» **Directions**
Search the material for the string "ARGENTON", then report how many lines hold it, with no other text.

» **Input records**

┌──

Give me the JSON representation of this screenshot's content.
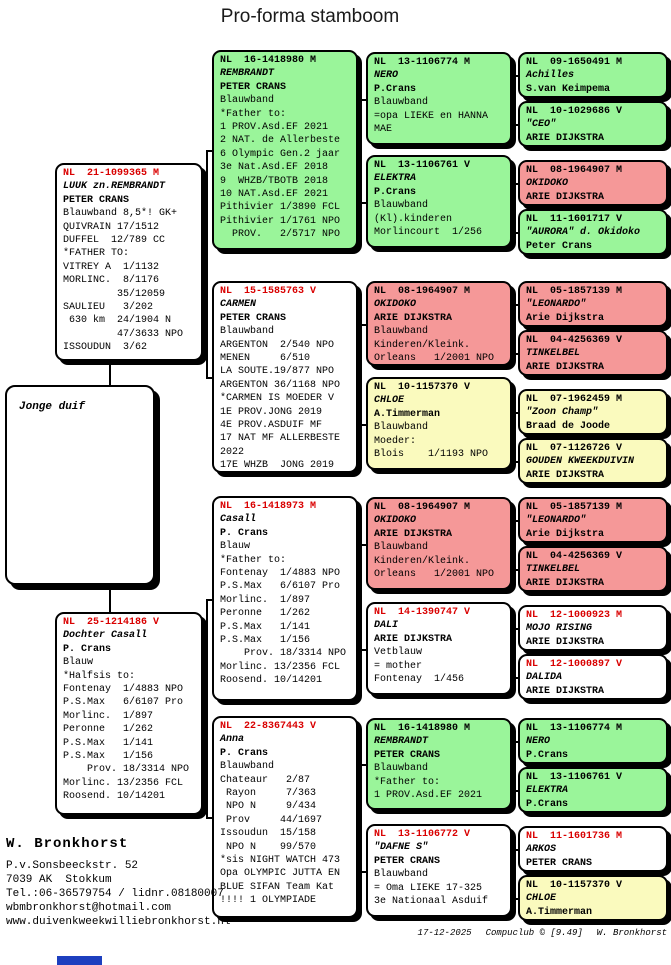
{
  "title": "Pro-forma stamboom",
  "subject_label": "Jonge duif",
  "colors": {
    "white": "#ffffff",
    "green": "#9af59a",
    "pink": "#f59898",
    "yellow": "#fafabe",
    "ring_red": "#d90000",
    "ring_black": "#000000"
  },
  "pedigree": {
    "parents": [
      {
        "ring": "NL  21-1099365 M",
        "name": "LUUK zn.REMBRANDT",
        "owner": "PETER CRANS",
        "color": "white",
        "ring_color": "red",
        "lines": [
          "Blauwband 8,5*! GK+",
          "QUIVRAIN 17/1512",
          "DUFFEL  12/789 CC",
          "*FATHER TO:",
          "VITREY A  1/1132",
          "MORLINC.  8/1176",
          "         35/12059",
          "SAULIEU   3/202",
          " 630 km  24/1904 N",
          "         47/3633 NPO",
          "ISSOUDUN  3/62"
        ]
      },
      {
        "ring": "NL  25-1214186 V",
        "name": "Dochter Casall",
        "owner": "P. Crans",
        "color": "white",
        "ring_color": "red",
        "lines": [
          "Blauw",
          "*Halfsis to:",
          "Fontenay  1/4883 NPO",
          "P.S.Max   6/6107 Pro",
          "Morlinc.  1/897",
          "Peronne   1/262",
          "P.S.Max   1/141",
          "P.S.Max   1/156",
          "    Prov. 18/3314 NPO",
          "Morlinc. 13/2356 FCL",
          "Roosend. 10/14201"
        ]
      }
    ],
    "grandparents": [
      {
        "ring": "NL  16-1418980 M",
        "name": "REMBRANDT",
        "owner": "PETER CRANS",
        "color": "green",
        "ring_color": "black",
        "lines": [
          "Blauwband",
          "*Father to:",
          "1 PROV.Asd.EF 2021",
          "2 NAT. de Allerbeste",
          "6 Olympic Gen.2 jaar",
          "3e Nat.Asd.EF 2018",
          "9  WHZB/TBOTB 2018",
          "10 NAT.Asd.EF 2021",
          "Pithivier 1/3890 FCL",
          "Pithivier 1/1761 NPO",
          "  PROV.   2/5717 NPO"
        ]
      },
      {
        "ring": "NL  15-1585763 V",
        "name": "CARMEN",
        "owner": "PETER CRANS",
        "color": "white",
        "ring_color": "red",
        "lines": [
          "Blauwband",
          "ARGENTON  2/540 NPO",
          "MENEN     6/510",
          "LA SOUTE.19/877 NPO",
          "ARGENTON 36/1168 NPO",
          "*CARMEN IS MOEDER V",
          "1E PROV.JONG 2019",
          "4E PROV.ASDUIF MF",
          "17 NAT MF ALLERBESTE",
          "2022",
          "17E WHZB  JONG 2019"
        ]
      },
      {
        "ring": "NL  16-1418973 M",
        "name": "Casall",
        "owner": "P. Crans",
        "color": "white",
        "ring_color": "red",
        "lines": [
          "Blauw",
          "*Father to:",
          "Fontenay  1/4883 NPO",
          "P.S.Max   6/6107 Pro",
          "Morlinc.  1/897",
          "Peronne   1/262",
          "P.S.Max   1/141",
          "P.S.Max   1/156",
          "    Prov. 18/3314 NPO",
          "Morlinc. 13/2356 FCL",
          "Roosend. 10/14201"
        ]
      },
      {
        "ring": "NL  22-8367443 V",
        "name": "Anna",
        "owner": "P. Crans",
        "color": "white",
        "ring_color": "red",
        "lines": [
          "Blauwband",
          "Chateaur   2/87",
          " Rayon     7/363",
          " NPO N     9/434",
          " Prov     44/1697",
          "Issoudun  15/158",
          " NPO N    99/570",
          "*sis NIGHT WATCH 473",
          "Opa OLYMPIC JUTTA EN",
          "BLUE SIFAN Team Kat",
          "!!!! 1 OLYMPIADE"
        ]
      }
    ],
    "great_grandparents": [
      {
        "ring": "NL  13-1106774 M",
        "name": "NERO",
        "owner": "P.Crans",
        "color": "green",
        "ring_color": "black",
        "lines": [
          "Blauwband",
          "=opa LIEKE en HANNA",
          "MAE"
        ]
      },
      {
        "ring": "NL  13-1106761 V",
        "name": "ELEKTRA",
        "owner": "P.Crans",
        "color": "green",
        "ring_color": "black",
        "lines": [
          "Blauwband",
          "(Kl).kinderen",
          "Morlincourt  1/256"
        ]
      },
      {
        "ring": "NL  08-1964907 M",
        "name": "OKIDOKO",
        "owner": "ARIE DIJKSTRA",
        "color": "pink",
        "ring_color": "black",
        "lines": [
          "Blauwband",
          "Kinderen/Kleink.",
          "Orleans   1/2001 NPO"
        ]
      },
      {
        "ring": "NL  10-1157370 V",
        "name": "CHLOE",
        "owner": "A.Timmerman",
        "color": "yellow",
        "ring_color": "black",
        "lines": [
          "Blauwband",
          "Moeder:",
          "Blois    1/1193 NPO"
        ]
      },
      {
        "ring": "NL  08-1964907 M",
        "name": "OKIDOKO",
        "owner": "ARIE DIJKSTRA",
        "color": "pink",
        "ring_color": "black",
        "lines": [
          "Blauwband",
          "Kinderen/Kleink.",
          "Orleans   1/2001 NPO"
        ]
      },
      {
        "ring": "NL  14-1390747 V",
        "name": "DALI",
        "owner": "ARIE DIJKSTRA",
        "color": "white",
        "ring_color": "red",
        "lines": [
          "Vetblauw",
          "= mother",
          "Fontenay  1/456"
        ]
      },
      {
        "ring": "NL  16-1418980 M",
        "name": "REMBRANDT",
        "owner": "PETER CRANS",
        "color": "green",
        "ring_color": "black",
        "lines": [
          "Blauwband",
          "*Father to:",
          "1 PROV.Asd.EF 2021"
        ]
      },
      {
        "ring": "NL  13-1106772 V",
        "name": "\"DAFNE S\"",
        "owner": "PETER CRANS",
        "color": "white",
        "ring_color": "red",
        "lines": [
          "Blauwband",
          "= Oma LIEKE 17-325",
          "3e Nationaal Asduif"
        ]
      }
    ],
    "great_great_grandparents": [
      {
        "ring": "NL  09-1650491 M",
        "name": "Achilles",
        "owner": "S.van Keimpema",
        "color": "green",
        "ring_color": "black",
        "lines": []
      },
      {
        "ring": "NL  10-1029686 V",
        "name": "\"CEO\"",
        "owner": "ARIE DIJKSTRA",
        "color": "green",
        "ring_color": "black",
        "lines": []
      },
      {
        "ring": "NL  08-1964907 M",
        "name": "OKIDOKO",
        "owner": "ARIE DIJKSTRA",
        "color": "pink",
        "ring_color": "black",
        "lines": []
      },
      {
        "ring": "NL  11-1601717 V",
        "name": "\"AURORA\" d. Okidoko",
        "owner": "Peter Crans",
        "color": "green",
        "ring_color": "black",
        "lines": []
      },
      {
        "ring": "NL  05-1857139 M",
        "name": "\"LEONARDO\"",
        "owner": "Arie Dijkstra",
        "color": "pink",
        "ring_color": "black",
        "lines": []
      },
      {
        "ring": "NL  04-4256369 V",
        "name": "TINKELBEL",
        "owner": "ARIE DIJKSTRA",
        "color": "pink",
        "ring_color": "black",
        "lines": []
      },
      {
        "ring": "NL  07-1962459 M",
        "name": "\"Zoon Champ\"",
        "owner": "Braad de Joode",
        "color": "yellow",
        "ring_color": "black",
        "lines": []
      },
      {
        "ring": "NL  07-1126726 V",
        "name": "GOUDEN KWEEKDUIVIN",
        "owner": "ARIE DIJKSTRA",
        "color": "yellow",
        "ring_color": "black",
        "lines": []
      },
      {
        "ring": "NL  05-1857139 M",
        "name": "\"LEONARDO\"",
        "owner": "Arie Dijkstra",
        "color": "pink",
        "ring_color": "black",
        "lines": []
      },
      {
        "ring": "NL  04-4256369 V",
        "name": "TINKELBEL",
        "owner": "ARIE DIJKSTRA",
        "color": "pink",
        "ring_color": "black",
        "lines": []
      },
      {
        "ring": "NL  12-1000923 M",
        "name": "MOJO RISING",
        "owner": "ARIE DIJKSTRA",
        "color": "white",
        "ring_color": "red",
        "lines": []
      },
      {
        "ring": "NL  12-1000897 V",
        "name": "DALIDA",
        "owner": "ARIE DIJKSTRA",
        "color": "white",
        "ring_color": "red",
        "lines": []
      },
      {
        "ring": "NL  13-1106774 M",
        "name": "NERO",
        "owner": "P.Crans",
        "color": "green",
        "ring_color": "black",
        "lines": []
      },
      {
        "ring": "NL  13-1106761 V",
        "name": "ELEKTRA",
        "owner": "P.Crans",
        "color": "green",
        "ring_color": "black",
        "lines": []
      },
      {
        "ring": "NL  11-1601736 M",
        "name": "ARKOS",
        "owner": "PETER CRANS",
        "color": "white",
        "ring_color": "red",
        "lines": []
      },
      {
        "ring": "NL  10-1157370 V",
        "name": "CHLOE",
        "owner": "A.Timmerman",
        "color": "yellow",
        "ring_color": "black",
        "lines": []
      }
    ]
  },
  "breeder": {
    "name": "W. Bronkhorst",
    "address_lines": [
      "P.v.Sonsbeeckstr. 52",
      "7039 AK  Stokkum",
      "Tel.:06-36579754 / lidnr.08180007",
      "wbmbronkhorst@hotmail.com",
      "www.duivenkweekwilliebronkhorst.nl"
    ]
  },
  "footer": {
    "date": "17-12-2025",
    "program": "Compuclub © [9.49]",
    "owner": "W. Bronkhorst"
  }
}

└──

» **The output**
2